Listings of elements and regions -

'''

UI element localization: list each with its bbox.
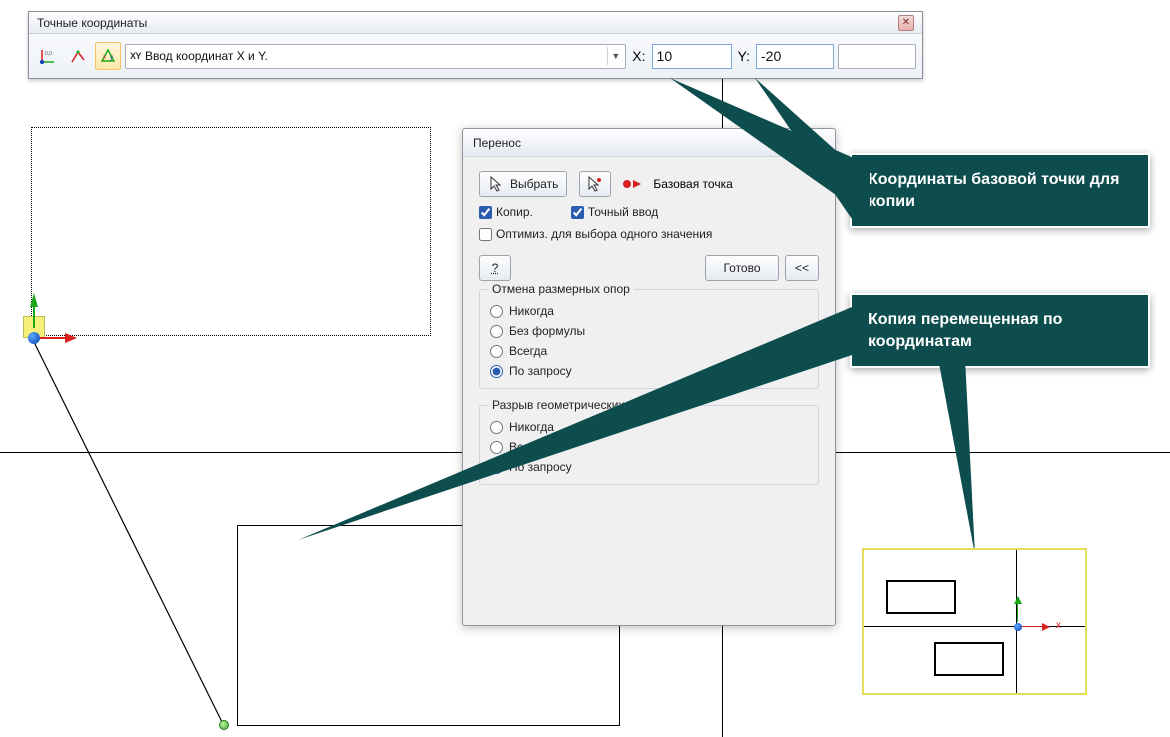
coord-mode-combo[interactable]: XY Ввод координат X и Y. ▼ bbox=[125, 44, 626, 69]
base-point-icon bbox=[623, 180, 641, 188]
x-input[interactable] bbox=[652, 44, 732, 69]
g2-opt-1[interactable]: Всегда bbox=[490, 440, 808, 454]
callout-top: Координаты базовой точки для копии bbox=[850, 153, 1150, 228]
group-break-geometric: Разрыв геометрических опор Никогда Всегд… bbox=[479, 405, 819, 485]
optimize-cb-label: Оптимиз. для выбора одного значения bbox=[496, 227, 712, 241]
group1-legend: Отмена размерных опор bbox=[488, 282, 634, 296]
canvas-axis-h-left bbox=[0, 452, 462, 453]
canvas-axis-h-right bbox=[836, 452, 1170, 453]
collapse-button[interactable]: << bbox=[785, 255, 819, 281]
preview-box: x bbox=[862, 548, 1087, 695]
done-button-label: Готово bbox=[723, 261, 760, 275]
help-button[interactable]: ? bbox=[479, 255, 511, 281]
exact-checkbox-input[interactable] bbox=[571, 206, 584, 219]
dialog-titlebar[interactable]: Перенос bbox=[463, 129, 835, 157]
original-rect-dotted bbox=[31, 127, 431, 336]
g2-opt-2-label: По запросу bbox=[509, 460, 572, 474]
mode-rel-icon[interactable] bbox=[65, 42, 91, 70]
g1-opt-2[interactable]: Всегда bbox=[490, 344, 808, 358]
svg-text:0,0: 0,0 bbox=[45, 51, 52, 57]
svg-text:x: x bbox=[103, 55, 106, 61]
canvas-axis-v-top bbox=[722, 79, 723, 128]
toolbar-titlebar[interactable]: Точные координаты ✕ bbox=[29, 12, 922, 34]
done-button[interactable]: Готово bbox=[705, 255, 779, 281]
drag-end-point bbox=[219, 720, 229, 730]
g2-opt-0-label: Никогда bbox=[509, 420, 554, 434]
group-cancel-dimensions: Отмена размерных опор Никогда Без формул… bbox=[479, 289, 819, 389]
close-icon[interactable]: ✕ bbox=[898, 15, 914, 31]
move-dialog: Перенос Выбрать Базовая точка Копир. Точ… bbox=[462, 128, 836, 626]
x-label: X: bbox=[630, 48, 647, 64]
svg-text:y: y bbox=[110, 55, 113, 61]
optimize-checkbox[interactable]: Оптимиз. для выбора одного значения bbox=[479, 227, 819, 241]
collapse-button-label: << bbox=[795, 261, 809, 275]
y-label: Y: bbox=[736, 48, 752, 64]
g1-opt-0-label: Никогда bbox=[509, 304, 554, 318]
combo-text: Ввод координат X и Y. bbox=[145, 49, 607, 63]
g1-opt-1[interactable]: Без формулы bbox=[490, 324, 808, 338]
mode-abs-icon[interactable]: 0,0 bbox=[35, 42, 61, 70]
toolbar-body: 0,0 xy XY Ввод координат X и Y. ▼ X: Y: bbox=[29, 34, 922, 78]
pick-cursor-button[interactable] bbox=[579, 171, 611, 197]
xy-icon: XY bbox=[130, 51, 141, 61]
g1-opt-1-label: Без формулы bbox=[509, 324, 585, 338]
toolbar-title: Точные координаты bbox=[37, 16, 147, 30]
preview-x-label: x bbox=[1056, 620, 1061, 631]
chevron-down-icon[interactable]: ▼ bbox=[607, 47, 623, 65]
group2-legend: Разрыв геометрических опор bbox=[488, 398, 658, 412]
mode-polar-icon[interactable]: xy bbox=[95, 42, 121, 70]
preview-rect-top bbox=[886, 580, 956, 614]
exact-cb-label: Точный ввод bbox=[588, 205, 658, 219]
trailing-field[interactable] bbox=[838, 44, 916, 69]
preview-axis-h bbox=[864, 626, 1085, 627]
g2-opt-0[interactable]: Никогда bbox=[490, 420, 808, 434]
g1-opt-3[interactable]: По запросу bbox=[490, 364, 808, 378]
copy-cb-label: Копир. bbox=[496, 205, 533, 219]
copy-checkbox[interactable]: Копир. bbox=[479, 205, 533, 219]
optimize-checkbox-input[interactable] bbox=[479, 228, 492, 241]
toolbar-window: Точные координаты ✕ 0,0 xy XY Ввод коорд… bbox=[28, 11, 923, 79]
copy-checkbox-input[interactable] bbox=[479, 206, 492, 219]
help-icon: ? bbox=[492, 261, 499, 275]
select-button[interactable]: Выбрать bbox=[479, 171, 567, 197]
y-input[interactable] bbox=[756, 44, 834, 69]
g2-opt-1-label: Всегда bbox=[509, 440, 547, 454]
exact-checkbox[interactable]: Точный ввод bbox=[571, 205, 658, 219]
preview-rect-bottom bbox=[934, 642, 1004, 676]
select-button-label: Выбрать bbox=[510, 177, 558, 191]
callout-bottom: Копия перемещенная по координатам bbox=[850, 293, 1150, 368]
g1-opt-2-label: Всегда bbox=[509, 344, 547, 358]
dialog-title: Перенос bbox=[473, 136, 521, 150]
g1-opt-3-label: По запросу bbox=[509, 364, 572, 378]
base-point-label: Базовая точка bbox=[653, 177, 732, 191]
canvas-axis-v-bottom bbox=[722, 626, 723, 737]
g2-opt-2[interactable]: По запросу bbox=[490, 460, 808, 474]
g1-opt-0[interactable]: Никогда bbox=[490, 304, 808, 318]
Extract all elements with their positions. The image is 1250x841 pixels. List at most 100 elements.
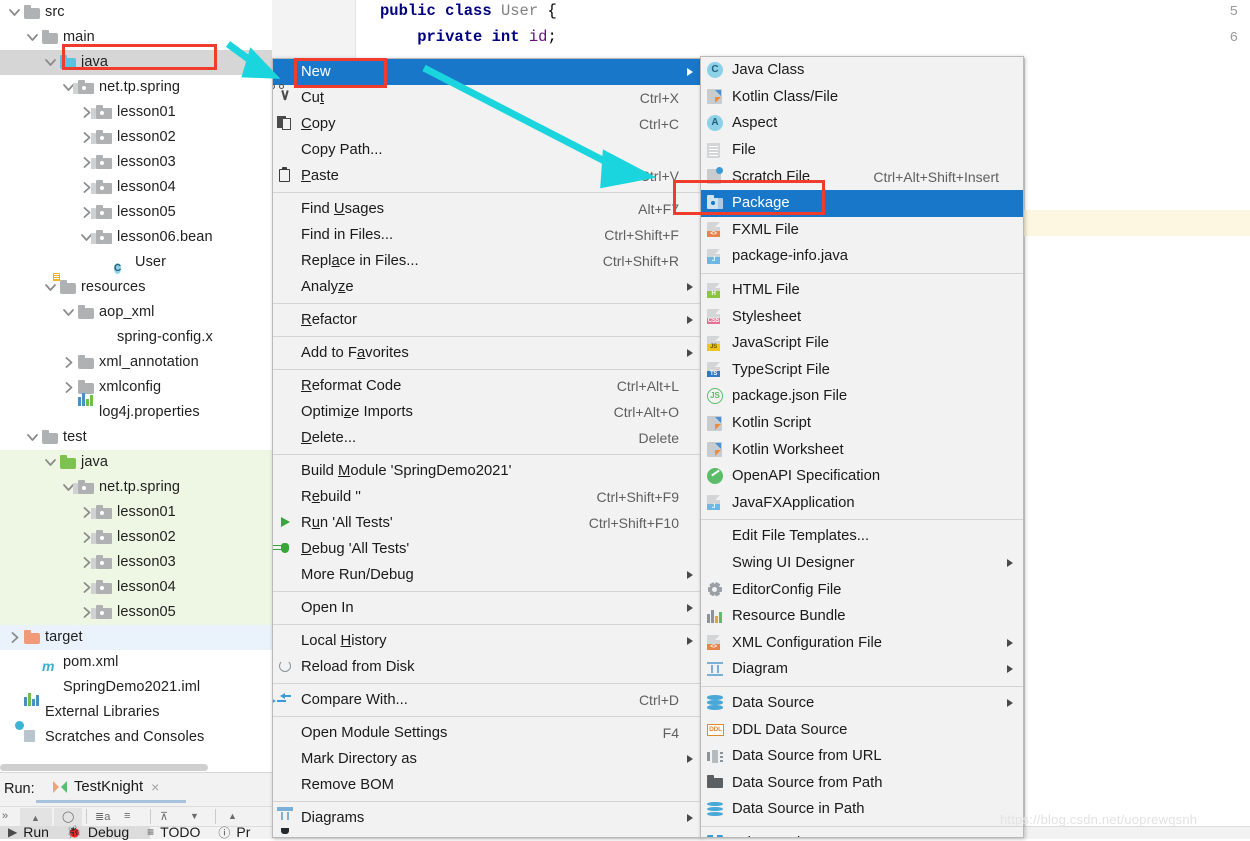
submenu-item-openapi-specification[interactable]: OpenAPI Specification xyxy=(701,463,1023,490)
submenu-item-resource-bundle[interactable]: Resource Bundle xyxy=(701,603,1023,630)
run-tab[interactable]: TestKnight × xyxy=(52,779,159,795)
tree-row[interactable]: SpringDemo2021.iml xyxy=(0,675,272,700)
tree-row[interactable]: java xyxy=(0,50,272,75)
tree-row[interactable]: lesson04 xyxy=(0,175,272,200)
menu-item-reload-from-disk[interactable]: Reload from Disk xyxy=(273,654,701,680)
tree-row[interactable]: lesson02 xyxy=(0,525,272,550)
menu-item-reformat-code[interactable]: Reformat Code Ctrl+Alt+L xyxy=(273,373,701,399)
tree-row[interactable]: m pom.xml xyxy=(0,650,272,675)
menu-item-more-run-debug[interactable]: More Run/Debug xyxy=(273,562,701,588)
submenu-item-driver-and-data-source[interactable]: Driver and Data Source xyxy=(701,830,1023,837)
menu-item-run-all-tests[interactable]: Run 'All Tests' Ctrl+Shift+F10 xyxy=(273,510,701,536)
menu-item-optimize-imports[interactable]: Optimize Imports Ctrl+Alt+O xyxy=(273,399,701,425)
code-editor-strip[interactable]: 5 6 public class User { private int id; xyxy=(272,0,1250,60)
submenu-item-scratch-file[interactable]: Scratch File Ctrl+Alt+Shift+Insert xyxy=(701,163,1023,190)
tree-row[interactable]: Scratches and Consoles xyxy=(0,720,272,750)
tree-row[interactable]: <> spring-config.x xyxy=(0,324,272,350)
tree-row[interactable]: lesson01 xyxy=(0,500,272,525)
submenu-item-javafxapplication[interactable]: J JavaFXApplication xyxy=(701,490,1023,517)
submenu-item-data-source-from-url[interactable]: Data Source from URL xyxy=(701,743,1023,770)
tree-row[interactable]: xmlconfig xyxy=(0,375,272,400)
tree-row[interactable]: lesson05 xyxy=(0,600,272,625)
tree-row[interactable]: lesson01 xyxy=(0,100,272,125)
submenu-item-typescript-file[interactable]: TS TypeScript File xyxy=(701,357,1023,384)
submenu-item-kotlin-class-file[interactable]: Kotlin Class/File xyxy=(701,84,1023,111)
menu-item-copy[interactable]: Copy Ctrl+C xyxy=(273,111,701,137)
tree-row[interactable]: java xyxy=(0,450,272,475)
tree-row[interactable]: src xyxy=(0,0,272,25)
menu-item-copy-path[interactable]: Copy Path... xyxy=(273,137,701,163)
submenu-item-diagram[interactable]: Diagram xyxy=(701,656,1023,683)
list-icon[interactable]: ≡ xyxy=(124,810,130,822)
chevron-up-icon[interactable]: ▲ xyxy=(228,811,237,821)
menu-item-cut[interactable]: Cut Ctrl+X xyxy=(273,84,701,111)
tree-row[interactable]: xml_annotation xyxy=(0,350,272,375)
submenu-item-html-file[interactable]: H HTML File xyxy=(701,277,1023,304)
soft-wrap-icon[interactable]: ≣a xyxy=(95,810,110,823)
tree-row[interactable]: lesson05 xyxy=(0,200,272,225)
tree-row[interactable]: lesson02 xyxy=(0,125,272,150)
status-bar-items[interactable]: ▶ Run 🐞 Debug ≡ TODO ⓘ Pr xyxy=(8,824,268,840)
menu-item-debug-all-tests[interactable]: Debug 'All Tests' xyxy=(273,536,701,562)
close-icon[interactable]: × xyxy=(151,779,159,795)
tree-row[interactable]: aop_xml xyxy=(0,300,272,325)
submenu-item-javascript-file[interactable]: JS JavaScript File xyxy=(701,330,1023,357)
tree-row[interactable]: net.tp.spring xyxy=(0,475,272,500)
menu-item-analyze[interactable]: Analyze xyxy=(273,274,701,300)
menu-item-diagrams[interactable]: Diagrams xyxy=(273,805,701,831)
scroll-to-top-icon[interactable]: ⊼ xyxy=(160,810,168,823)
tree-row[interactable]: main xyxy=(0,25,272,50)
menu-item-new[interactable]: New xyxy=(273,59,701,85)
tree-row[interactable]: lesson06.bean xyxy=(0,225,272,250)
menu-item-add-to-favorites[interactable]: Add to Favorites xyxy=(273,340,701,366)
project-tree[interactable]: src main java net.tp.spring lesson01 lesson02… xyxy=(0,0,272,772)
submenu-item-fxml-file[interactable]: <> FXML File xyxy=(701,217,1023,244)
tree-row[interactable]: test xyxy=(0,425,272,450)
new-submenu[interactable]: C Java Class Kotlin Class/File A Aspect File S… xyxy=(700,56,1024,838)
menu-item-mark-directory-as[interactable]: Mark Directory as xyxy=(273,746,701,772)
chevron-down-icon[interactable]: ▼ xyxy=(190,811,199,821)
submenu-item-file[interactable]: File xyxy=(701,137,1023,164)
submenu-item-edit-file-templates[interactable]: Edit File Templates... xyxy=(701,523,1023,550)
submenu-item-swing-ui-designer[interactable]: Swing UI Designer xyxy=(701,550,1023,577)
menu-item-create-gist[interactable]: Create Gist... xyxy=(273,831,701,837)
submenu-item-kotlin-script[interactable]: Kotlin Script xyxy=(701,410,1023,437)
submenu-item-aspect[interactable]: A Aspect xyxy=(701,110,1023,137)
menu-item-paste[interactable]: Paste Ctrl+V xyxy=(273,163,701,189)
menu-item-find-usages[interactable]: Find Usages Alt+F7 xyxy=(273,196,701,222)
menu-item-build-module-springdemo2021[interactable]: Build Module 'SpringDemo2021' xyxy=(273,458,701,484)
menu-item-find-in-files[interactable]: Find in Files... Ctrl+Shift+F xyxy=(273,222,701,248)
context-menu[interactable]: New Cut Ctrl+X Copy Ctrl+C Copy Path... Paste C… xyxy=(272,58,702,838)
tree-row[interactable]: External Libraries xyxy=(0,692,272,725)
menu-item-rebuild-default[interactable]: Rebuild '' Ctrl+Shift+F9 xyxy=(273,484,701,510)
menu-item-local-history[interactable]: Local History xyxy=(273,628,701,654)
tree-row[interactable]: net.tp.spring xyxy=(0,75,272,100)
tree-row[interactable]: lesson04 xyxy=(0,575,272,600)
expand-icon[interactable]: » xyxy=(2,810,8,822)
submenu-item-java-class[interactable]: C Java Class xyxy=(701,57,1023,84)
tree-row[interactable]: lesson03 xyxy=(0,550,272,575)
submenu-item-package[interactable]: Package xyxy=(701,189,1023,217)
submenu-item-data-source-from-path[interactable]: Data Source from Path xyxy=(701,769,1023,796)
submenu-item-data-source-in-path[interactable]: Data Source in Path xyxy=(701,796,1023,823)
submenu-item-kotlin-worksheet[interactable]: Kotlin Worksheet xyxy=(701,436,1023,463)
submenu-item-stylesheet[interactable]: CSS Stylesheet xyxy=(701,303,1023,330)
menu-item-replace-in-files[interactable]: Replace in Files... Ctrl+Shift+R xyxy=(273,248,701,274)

'''

GIVEN REQUEST -
Please turn the stretch of the material from the line containing "OpenAPI Specification xyxy=(701,463,1023,490)" through the line containing "menu-item-more-run-debug[interactable]: More Run/Debug" into a numbered list, leaving out any blank lines.

FULL SOLUTION -
1. submenu-item-openapi-specification[interactable]: OpenAPI Specification xyxy=(701,463,1023,490)
2. submenu-item-resource-bundle[interactable]: Resource Bundle xyxy=(701,603,1023,630)
3. run-tab[interactable]: TestKnight × xyxy=(52,779,159,795)
4. tree-row[interactable]: SpringDemo2021.iml xyxy=(0,675,272,700)
5. tree-row[interactable]: java xyxy=(0,50,272,75)
6. tree-row[interactable]: lesson04 xyxy=(0,175,272,200)
7. menu-item-reload-from-disk[interactable]: Reload from Disk xyxy=(273,654,701,680)
8. tree-row[interactable]: lesson02 xyxy=(0,525,272,550)
9. menu-item-reformat-code[interactable]: Reformat Code Ctrl+Alt+L xyxy=(273,373,701,399)
10. tree-row[interactable]: m pom.xml xyxy=(0,650,272,675)
11. menu-item-more-run-debug[interactable]: More Run/Debug xyxy=(273,562,701,588)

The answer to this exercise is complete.